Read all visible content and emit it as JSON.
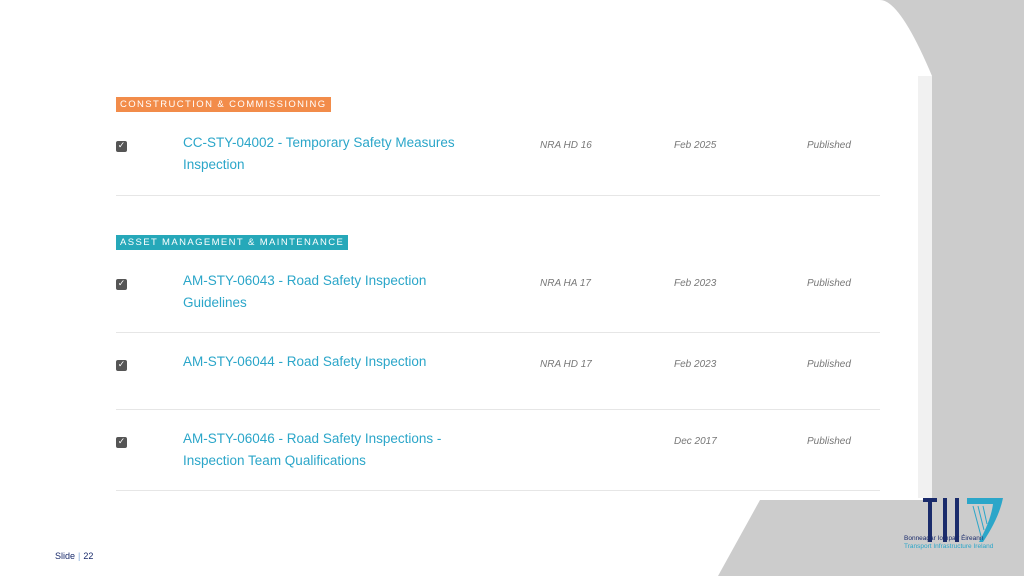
{
  "colors": {
    "construction_tag": "#f28c4a",
    "asset_tag": "#26a8b9",
    "link": "#2ba6c9",
    "background_shape": "#cccccc",
    "logo_navy": "#1a2b6b"
  },
  "sections": [
    {
      "tag": "CONSTRUCTION & COMMISSIONING",
      "rows": [
        {
          "checked": true,
          "title_line1": "CC-STY-04002 - Temporary Safety Measures",
          "title_line2": "Inspection",
          "ref": "NRA HD 16",
          "date": "Feb 2025",
          "status": "Published"
        }
      ]
    },
    {
      "tag": "ASSET MANAGEMENT & MAINTENANCE",
      "rows": [
        {
          "checked": true,
          "title_line1": "AM-STY-06043 - Road Safety Inspection",
          "title_line2": "Guidelines",
          "ref": "NRA HA 17",
          "date": "Feb 2023",
          "status": "Published"
        },
        {
          "checked": true,
          "title_line1": "AM-STY-06044 - Road Safety Inspection",
          "title_line2": "",
          "ref": "NRA HD 17",
          "date": "Feb 2023",
          "status": "Published"
        },
        {
          "checked": true,
          "title_line1": "AM-STY-06046 - Road Safety Inspections -",
          "title_line2": "Inspection Team Qualifications",
          "ref": "",
          "date": "Dec 2017",
          "status": "Published"
        }
      ]
    }
  ],
  "checkmark_glyph": "✓",
  "logo": {
    "icon": "tii-harp-logo-icon",
    "irish_name": "Bonneagar Iompair Éireann",
    "english_name": "Transport Infrastructure Ireland"
  },
  "footer": {
    "slide_label": "Slide",
    "separator": "|",
    "slide_number": "22"
  }
}
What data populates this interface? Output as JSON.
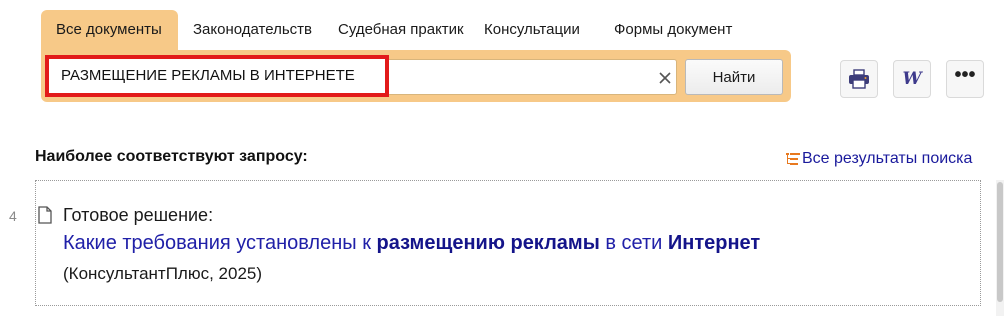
{
  "tabs": [
    {
      "label": "Все документы",
      "active": true
    },
    {
      "label": "Законодательств",
      "active": false
    },
    {
      "label": "Судебная практик",
      "active": false
    },
    {
      "label": "Консультации",
      "active": false
    },
    {
      "label": "Формы документ",
      "active": false
    }
  ],
  "search": {
    "query": "РАЗМЕЩЕНИЕ РЕКЛАМЫ В ИНТЕРНЕТЕ",
    "find_label": "Найти",
    "clear_icon": "close-icon"
  },
  "toolbar": {
    "print_icon": "printer-icon",
    "word_icon": "word-export-icon",
    "word_letter": "W",
    "more_icon": "more-dots-icon",
    "more_label": "•••"
  },
  "results": {
    "heading": "Наиболее соответствуют запросу:",
    "all_results_label": "Все результаты поиска",
    "items": [
      {
        "number": "4",
        "type_label": "Готовое решение:",
        "title_parts": {
          "p1": "Какие требования установлены к ",
          "b1": "размещению рекламы",
          "p2": " в сети ",
          "b2": "Интернет"
        },
        "source": "(КонсультантПлюс, 2025)"
      }
    ]
  },
  "colors": {
    "accent_tab": "#f7c988",
    "highlight_border": "#e21a1a",
    "link": "#2020a8"
  }
}
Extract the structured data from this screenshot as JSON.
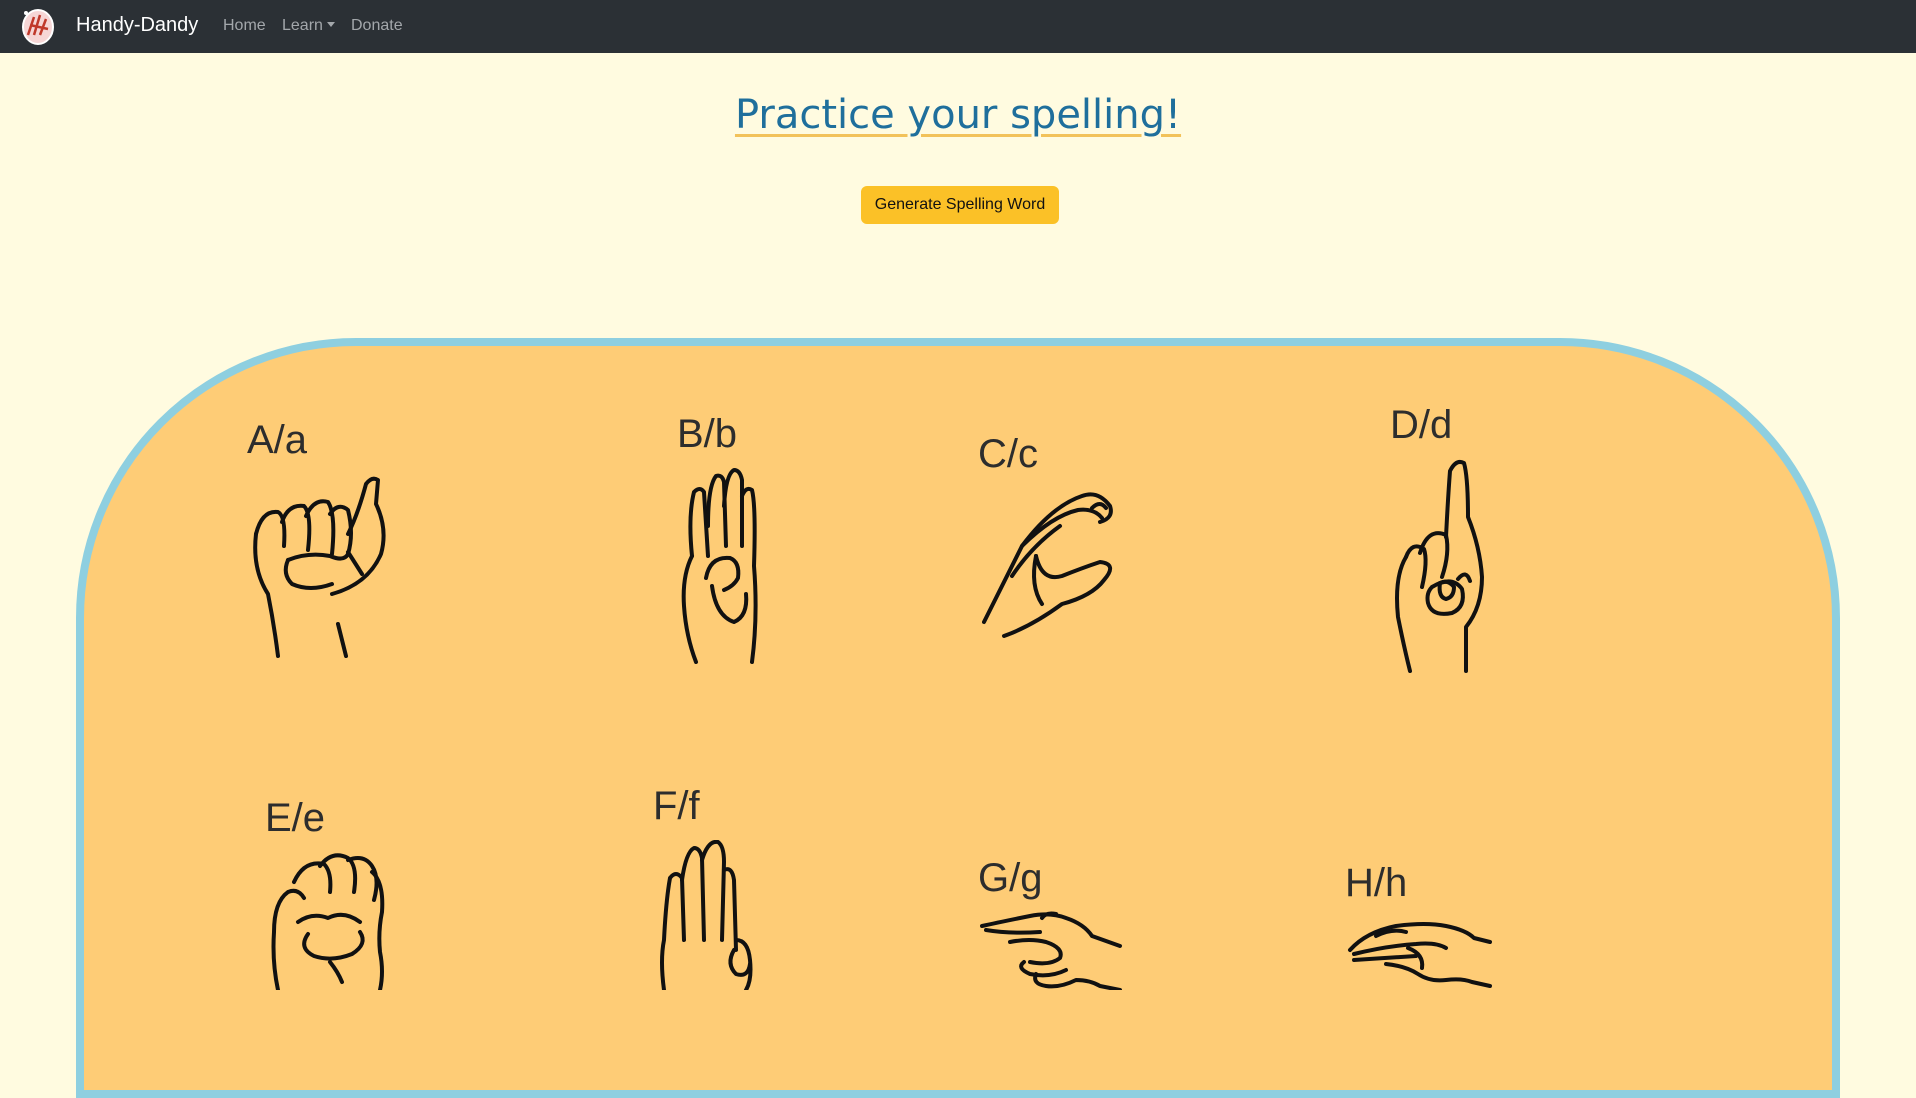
{
  "navbar": {
    "brand": "Handy-Dandy",
    "logo_icon": "hands-logo-icon",
    "links": [
      {
        "label": "Home"
      },
      {
        "label": "Learn",
        "dropdown": true
      },
      {
        "label": "Donate"
      }
    ]
  },
  "main": {
    "title": "Practice your spelling!",
    "generate_button": "Generate Spelling Word"
  },
  "alphabet": [
    {
      "label": "A/a",
      "icon": "asl-a-hand-icon"
    },
    {
      "label": "B/b",
      "icon": "asl-b-hand-icon"
    },
    {
      "label": "C/c",
      "icon": "asl-c-hand-icon"
    },
    {
      "label": "D/d",
      "icon": "asl-d-hand-icon"
    },
    {
      "label": "E/e",
      "icon": "asl-e-hand-icon"
    },
    {
      "label": "F/f",
      "icon": "asl-f-hand-icon"
    },
    {
      "label": "G/g",
      "icon": "asl-g-hand-icon"
    },
    {
      "label": "H/h",
      "icon": "asl-h-hand-icon"
    }
  ],
  "colors": {
    "page_background": "#fffbe0",
    "navbar": "#2b3035",
    "title": "#1f6f9c",
    "button": "#fbc127",
    "board_fill": "#fecc76",
    "board_border": "#8ecfe0"
  }
}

#### Exercise goal:
Copy the listing over exactly, skipping the pictures it holds.

#### Solution to this exercise:
Read all visible content and emit it as JSON.
{
  "colors": {
    "construction_tag": "#f28c4a",
    "asset_tag": "#26a8b9",
    "link": "#2ba6c9",
    "background_shape": "#cccccc",
    "logo_navy": "#1a2b6b"
  },
  "sections": [
    {
      "tag": "CONSTRUCTION & COMMISSIONING",
      "rows": [
        {
          "checked": true,
          "title_line1": "CC-STY-04002 - Temporary Safety Measures",
          "title_line2": "Inspection",
          "ref": "NRA HD 16",
          "date": "Feb 2025",
          "status": "Published"
        }
      ]
    },
    {
      "tag": "ASSET MANAGEMENT & MAINTENANCE",
      "rows": [
        {
          "checked": true,
          "title_line1": "AM-STY-06043 - Road Safety Inspection",
          "title_line2": "Guidelines",
          "ref": "NRA HA 17",
          "date": "Feb 2023",
          "status": "Published"
        },
        {
          "checked": true,
          "title_line1": "AM-STY-06044 - Road Safety Inspection",
          "title_line2": "",
          "ref": "NRA HD 17",
          "date": "Feb 2023",
          "status": "Published"
        },
        {
          "checked": true,
          "title_line1": "AM-STY-06046 - Road Safety Inspections -",
          "title_line2": "Inspection Team Qualifications",
          "ref": "",
          "date": "Dec 2017",
          "status": "Published"
        }
      ]
    }
  ],
  "checkmark_glyph": "✓",
  "logo": {
    "icon": "tii-harp-logo-icon",
    "irish_name": "Bonneagar Iompair Éireann",
    "english_name": "Transport Infrastructure Ireland"
  },
  "footer": {
    "slide_label": "Slide",
    "separator": "|",
    "slide_number": "22"
  }
}
What data populates this interface? Output as JSON.
{
  "tabs": [
    {
      "label": "Все документы",
      "active": true
    },
    {
      "label": "Законодательств",
      "active": false
    },
    {
      "label": "Судебная практик",
      "active": false
    },
    {
      "label": "Консультации",
      "active": false
    },
    {
      "label": "Формы документ",
      "active": false
    }
  ],
  "search": {
    "query": "РАЗМЕЩЕНИЕ РЕКЛАМЫ В ИНТЕРНЕТЕ",
    "find_label": "Найти",
    "clear_icon": "close-icon"
  },
  "toolbar": {
    "print_icon": "printer-icon",
    "word_icon": "word-export-icon",
    "word_letter": "W",
    "more_icon": "more-dots-icon",
    "more_label": "•••"
  },
  "results": {
    "heading": "Наиболее соответствуют запросу:",
    "all_results_label": "Все результаты поиска",
    "items": [
      {
        "number": "4",
        "type_label": "Готовое решение:",
        "title_parts": {
          "p1": "Какие требования установлены к ",
          "b1": "размещению рекламы",
          "p2": " в сети ",
          "b2": "Интернет"
        },
        "source": "(КонсультантПлюс, 2025)"
      }
    ]
  },
  "colors": {
    "accent_tab": "#f7c988",
    "highlight_border": "#e21a1a",
    "link": "#2020a8"
  }
}
Extract the structured data from this screenshot as JSON.
{
  "navbar": {
    "brand": "Handy-Dandy",
    "logo_icon": "hands-logo-icon",
    "links": [
      {
        "label": "Home"
      },
      {
        "label": "Learn",
        "dropdown": true
      },
      {
        "label": "Donate"
      }
    ]
  },
  "main": {
    "title": "Practice your spelling!",
    "generate_button": "Generate Spelling Word"
  },
  "alphabet": [
    {
      "label": "A/a",
      "icon": "asl-a-hand-icon"
    },
    {
      "label": "B/b",
      "icon": "asl-b-hand-icon"
    },
    {
      "label": "C/c",
      "icon": "asl-c-hand-icon"
    },
    {
      "label": "D/d",
      "icon": "asl-d-hand-icon"
    },
    {
      "label": "E/e",
      "icon": "asl-e-hand-icon"
    },
    {
      "label": "F/f",
      "icon": "asl-f-hand-icon"
    },
    {
      "label": "G/g",
      "icon": "asl-g-hand-icon"
    },
    {
      "label": "H/h",
      "icon": "asl-h-hand-icon"
    }
  ],
  "colors": {
    "page_background": "#fffbe0",
    "navbar": "#2b3035",
    "title": "#1f6f9c",
    "button": "#fbc127",
    "board_fill": "#fecc76",
    "board_border": "#8ecfe0"
  }
}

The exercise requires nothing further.